>>>>
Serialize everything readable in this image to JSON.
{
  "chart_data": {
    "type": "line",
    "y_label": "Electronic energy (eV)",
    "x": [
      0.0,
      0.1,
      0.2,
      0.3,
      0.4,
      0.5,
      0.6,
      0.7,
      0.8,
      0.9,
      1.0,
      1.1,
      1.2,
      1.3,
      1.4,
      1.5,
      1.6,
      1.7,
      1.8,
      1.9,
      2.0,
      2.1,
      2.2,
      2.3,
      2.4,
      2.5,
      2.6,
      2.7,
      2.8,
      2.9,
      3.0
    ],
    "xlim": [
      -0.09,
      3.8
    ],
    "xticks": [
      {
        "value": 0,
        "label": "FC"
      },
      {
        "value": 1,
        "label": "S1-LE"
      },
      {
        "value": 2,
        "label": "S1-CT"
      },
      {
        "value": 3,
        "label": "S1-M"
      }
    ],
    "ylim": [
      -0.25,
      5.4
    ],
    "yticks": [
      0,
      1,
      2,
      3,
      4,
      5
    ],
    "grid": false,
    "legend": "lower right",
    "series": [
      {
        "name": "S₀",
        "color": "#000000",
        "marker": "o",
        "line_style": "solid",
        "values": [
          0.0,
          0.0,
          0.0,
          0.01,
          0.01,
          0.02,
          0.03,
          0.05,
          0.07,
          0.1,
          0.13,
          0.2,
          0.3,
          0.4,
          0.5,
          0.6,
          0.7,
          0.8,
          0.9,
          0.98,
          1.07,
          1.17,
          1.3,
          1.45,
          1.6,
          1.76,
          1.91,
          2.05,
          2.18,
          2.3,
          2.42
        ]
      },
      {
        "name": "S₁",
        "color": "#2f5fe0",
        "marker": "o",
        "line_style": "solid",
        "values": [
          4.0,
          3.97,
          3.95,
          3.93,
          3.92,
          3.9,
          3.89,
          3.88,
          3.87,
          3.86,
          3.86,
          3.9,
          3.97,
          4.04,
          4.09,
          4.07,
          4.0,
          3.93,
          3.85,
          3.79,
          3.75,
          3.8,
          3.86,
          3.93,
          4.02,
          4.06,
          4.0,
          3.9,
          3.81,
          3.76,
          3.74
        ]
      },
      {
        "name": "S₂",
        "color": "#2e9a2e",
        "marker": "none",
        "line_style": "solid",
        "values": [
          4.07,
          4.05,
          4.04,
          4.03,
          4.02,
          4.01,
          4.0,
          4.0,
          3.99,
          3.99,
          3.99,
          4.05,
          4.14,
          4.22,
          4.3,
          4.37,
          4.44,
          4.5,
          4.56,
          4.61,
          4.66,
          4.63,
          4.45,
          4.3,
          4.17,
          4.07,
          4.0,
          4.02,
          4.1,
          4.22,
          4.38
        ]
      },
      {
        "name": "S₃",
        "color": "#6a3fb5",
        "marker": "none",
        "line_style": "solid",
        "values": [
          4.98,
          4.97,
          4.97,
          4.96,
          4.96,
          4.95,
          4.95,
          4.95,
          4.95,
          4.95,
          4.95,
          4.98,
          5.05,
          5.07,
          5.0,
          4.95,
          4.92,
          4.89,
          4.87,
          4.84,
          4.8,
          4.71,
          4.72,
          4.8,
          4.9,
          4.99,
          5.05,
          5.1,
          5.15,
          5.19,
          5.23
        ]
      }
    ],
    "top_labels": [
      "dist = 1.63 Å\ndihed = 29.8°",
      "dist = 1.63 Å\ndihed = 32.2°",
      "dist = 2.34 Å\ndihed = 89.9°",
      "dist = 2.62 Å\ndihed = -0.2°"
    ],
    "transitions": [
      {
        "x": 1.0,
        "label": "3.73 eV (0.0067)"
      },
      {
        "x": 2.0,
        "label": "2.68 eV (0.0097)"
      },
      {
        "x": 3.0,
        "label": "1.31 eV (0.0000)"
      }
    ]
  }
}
<<<<
→ TASK DESCRIPTION:
Your task is to reproduce all of the records exactly.

→ CORRECT OUTPUT:
Serialize everything readable in this image to JSON.
{
  "chart_data": {
    "type": "line",
    "y_label": "Electronic energy (eV)",
    "x": [
      0.0,
      0.1,
      0.2,
      0.3,
      0.4,
      0.5,
      0.6,
      0.7,
      0.8,
      0.9,
      1.0,
      1.1,
      1.2,
      1.3,
      1.4,
      1.5,
      1.6,
      1.7,
      1.8,
      1.9,
      2.0,
      2.1,
      2.2,
      2.3,
      2.4,
      2.5,
      2.6,
      2.7,
      2.8,
      2.9,
      3.0
    ],
    "xlim": [
      -0.09,
      3.8
    ],
    "xticks": [
      {
        "value": 0,
        "label": "FC"
      },
      {
        "value": 1,
        "label": "S1-LE"
      },
      {
        "value": 2,
        "label": "S1-CT"
      },
      {
        "value": 3,
        "label": "S1-M"
      }
    ],
    "ylim": [
      -0.25,
      5.4
    ],
    "yticks": [
      0,
      1,
      2,
      3,
      4,
      5
    ],
    "grid": false,
    "legend": "lower right",
    "series": [
      {
        "name": "S₀",
        "color": "#000000",
        "marker": "o",
        "line_style": "solid",
        "values": [
          0.0,
          0.0,
          0.0,
          0.01,
          0.01,
          0.02,
          0.03,
          0.05,
          0.07,
          0.1,
          0.13,
          0.2,
          0.3,
          0.4,
          0.5,
          0.6,
          0.7,
          0.8,
          0.9,
          0.98,
          1.07,
          1.17,
          1.3,
          1.45,
          1.6,
          1.76,
          1.91,
          2.05,
          2.18,
          2.3,
          2.42
        ]
      },
      {
        "name": "S₁",
        "color": "#2f5fe0",
        "marker": "o",
        "line_style": "solid",
        "values": [
          4.0,
          3.97,
          3.95,
          3.93,
          3.92,
          3.9,
          3.89,
          3.88,
          3.87,
          3.86,
          3.86,
          3.9,
          3.97,
          4.04,
          4.09,
          4.07,
          4.0,
          3.93,
          3.85,
          3.79,
          3.75,
          3.8,
          3.86,
          3.93,
          4.02,
          4.06,
          4.0,
          3.9,
          3.81,
          3.76,
          3.74
        ]
      },
      {
        "name": "S₂",
        "color": "#2e9a2e",
        "marker": "none",
        "line_style": "solid",
        "values": [
          4.07,
          4.05,
          4.04,
          4.03,
          4.02,
          4.01,
          4.0,
          4.0,
          3.99,
          3.99,
          3.99,
          4.05,
          4.14,
          4.22,
          4.3,
          4.37,
          4.44,
          4.5,
          4.56,
          4.61,
          4.66,
          4.63,
          4.45,
          4.3,
          4.17,
          4.07,
          4.0,
          4.02,
          4.1,
          4.22,
          4.38
        ]
      },
      {
        "name": "S₃",
        "color": "#6a3fb5",
        "marker": "none",
        "line_style": "solid",
        "values": [
          4.98,
          4.97,
          4.97,
          4.96,
          4.96,
          4.95,
          4.95,
          4.95,
          4.95,
          4.95,
          4.95,
          4.98,
          5.05,
          5.07,
          5.0,
          4.95,
          4.92,
          4.89,
          4.87,
          4.84,
          4.8,
          4.71,
          4.72,
          4.8,
          4.9,
          4.99,
          5.05,
          5.1,
          5.15,
          5.19,
          5.23
        ]
      }
    ],
    "top_labels": [
      "dist = 1.63 Å\ndihed = 29.8°",
      "dist = 1.63 Å\ndihed = 32.2°",
      "dist = 2.34 Å\ndihed = 89.9°",
      "dist = 2.62 Å\ndihed = -0.2°"
    ],
    "transitions": [
      {
        "x": 1.0,
        "label": "3.73 eV (0.0067)"
      },
      {
        "x": 2.0,
        "label": "2.68 eV (0.0097)"
      },
      {
        "x": 3.0,
        "label": "1.31 eV (0.0000)"
      }
    ]
  }
}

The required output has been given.